TASK DETAILS: Reproduce this listing in full.

Data entries:
** begin **
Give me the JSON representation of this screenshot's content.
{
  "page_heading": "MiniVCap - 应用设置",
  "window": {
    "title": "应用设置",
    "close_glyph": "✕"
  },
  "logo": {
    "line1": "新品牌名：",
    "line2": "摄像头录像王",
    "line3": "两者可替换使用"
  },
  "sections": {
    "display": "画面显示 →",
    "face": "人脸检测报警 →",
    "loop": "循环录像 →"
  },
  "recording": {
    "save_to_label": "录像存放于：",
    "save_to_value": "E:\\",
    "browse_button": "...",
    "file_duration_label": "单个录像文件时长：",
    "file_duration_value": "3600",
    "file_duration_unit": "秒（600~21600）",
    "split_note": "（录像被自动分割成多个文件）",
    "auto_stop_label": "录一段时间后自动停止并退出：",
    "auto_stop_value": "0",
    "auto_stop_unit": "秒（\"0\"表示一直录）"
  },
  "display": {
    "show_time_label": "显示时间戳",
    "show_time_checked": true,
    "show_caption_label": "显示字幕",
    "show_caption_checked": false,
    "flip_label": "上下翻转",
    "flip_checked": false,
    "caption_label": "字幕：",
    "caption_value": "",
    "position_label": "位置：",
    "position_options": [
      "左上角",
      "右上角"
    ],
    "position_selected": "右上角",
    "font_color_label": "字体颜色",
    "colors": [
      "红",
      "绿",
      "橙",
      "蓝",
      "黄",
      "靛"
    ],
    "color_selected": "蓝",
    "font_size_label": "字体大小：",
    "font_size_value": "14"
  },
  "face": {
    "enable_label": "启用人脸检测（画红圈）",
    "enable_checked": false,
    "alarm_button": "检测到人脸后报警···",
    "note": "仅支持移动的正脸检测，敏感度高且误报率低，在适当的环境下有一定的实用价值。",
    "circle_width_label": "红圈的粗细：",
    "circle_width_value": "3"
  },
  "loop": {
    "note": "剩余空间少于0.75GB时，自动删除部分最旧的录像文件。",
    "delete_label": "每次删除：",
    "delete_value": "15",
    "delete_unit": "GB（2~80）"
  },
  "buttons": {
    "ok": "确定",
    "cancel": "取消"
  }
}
** end **
SOLUTION FOR THIS EXERCISE:
Give me the JSON representation of this screenshot's content.
{
  "page_heading": "MiniVCap - 应用设置",
  "window": {
    "title": "应用设置",
    "close_glyph": "✕"
  },
  "logo": {
    "line1": "新品牌名：",
    "line2": "摄像头录像王",
    "line3": "两者可替换使用"
  },
  "sections": {
    "display": "画面显示 →",
    "face": "人脸检测报警 →",
    "loop": "循环录像 →"
  },
  "recording": {
    "save_to_label": "录像存放于：",
    "save_to_value": "E:\\",
    "browse_button": "...",
    "file_duration_label": "单个录像文件时长：",
    "file_duration_value": "3600",
    "file_duration_unit": "秒（600~21600）",
    "split_note": "（录像被自动分割成多个文件）",
    "auto_stop_label": "录一段时间后自动停止并退出：",
    "auto_stop_value": "0",
    "auto_stop_unit": "秒（\"0\"表示一直录）"
  },
  "display": {
    "show_time_label": "显示时间戳",
    "show_time_checked": true,
    "show_caption_label": "显示字幕",
    "show_caption_checked": false,
    "flip_label": "上下翻转",
    "flip_checked": false,
    "caption_label": "字幕：",
    "caption_value": "",
    "position_label": "位置：",
    "position_options": [
      "左上角",
      "右上角"
    ],
    "position_selected": "右上角",
    "font_color_label": "字体颜色",
    "colors": [
      "红",
      "绿",
      "橙",
      "蓝",
      "黄",
      "靛"
    ],
    "color_selected": "蓝",
    "font_size_label": "字体大小：",
    "font_size_value": "14"
  },
  "face": {
    "enable_label": "启用人脸检测（画红圈）",
    "enable_checked": false,
    "alarm_button": "检测到人脸后报警···",
    "note": "仅支持移动的正脸检测，敏感度高且误报率低，在适当的环境下有一定的实用价值。",
    "circle_width_label": "红圈的粗细：",
    "circle_width_value": "3"
  },
  "loop": {
    "note": "剩余空间少于0.75GB时，自动删除部分最旧的录像文件。",
    "delete_label": "每次删除：",
    "delete_value": "15",
    "delete_unit": "GB（2~80）"
  },
  "buttons": {
    "ok": "确定",
    "cancel": "取消"
  }
}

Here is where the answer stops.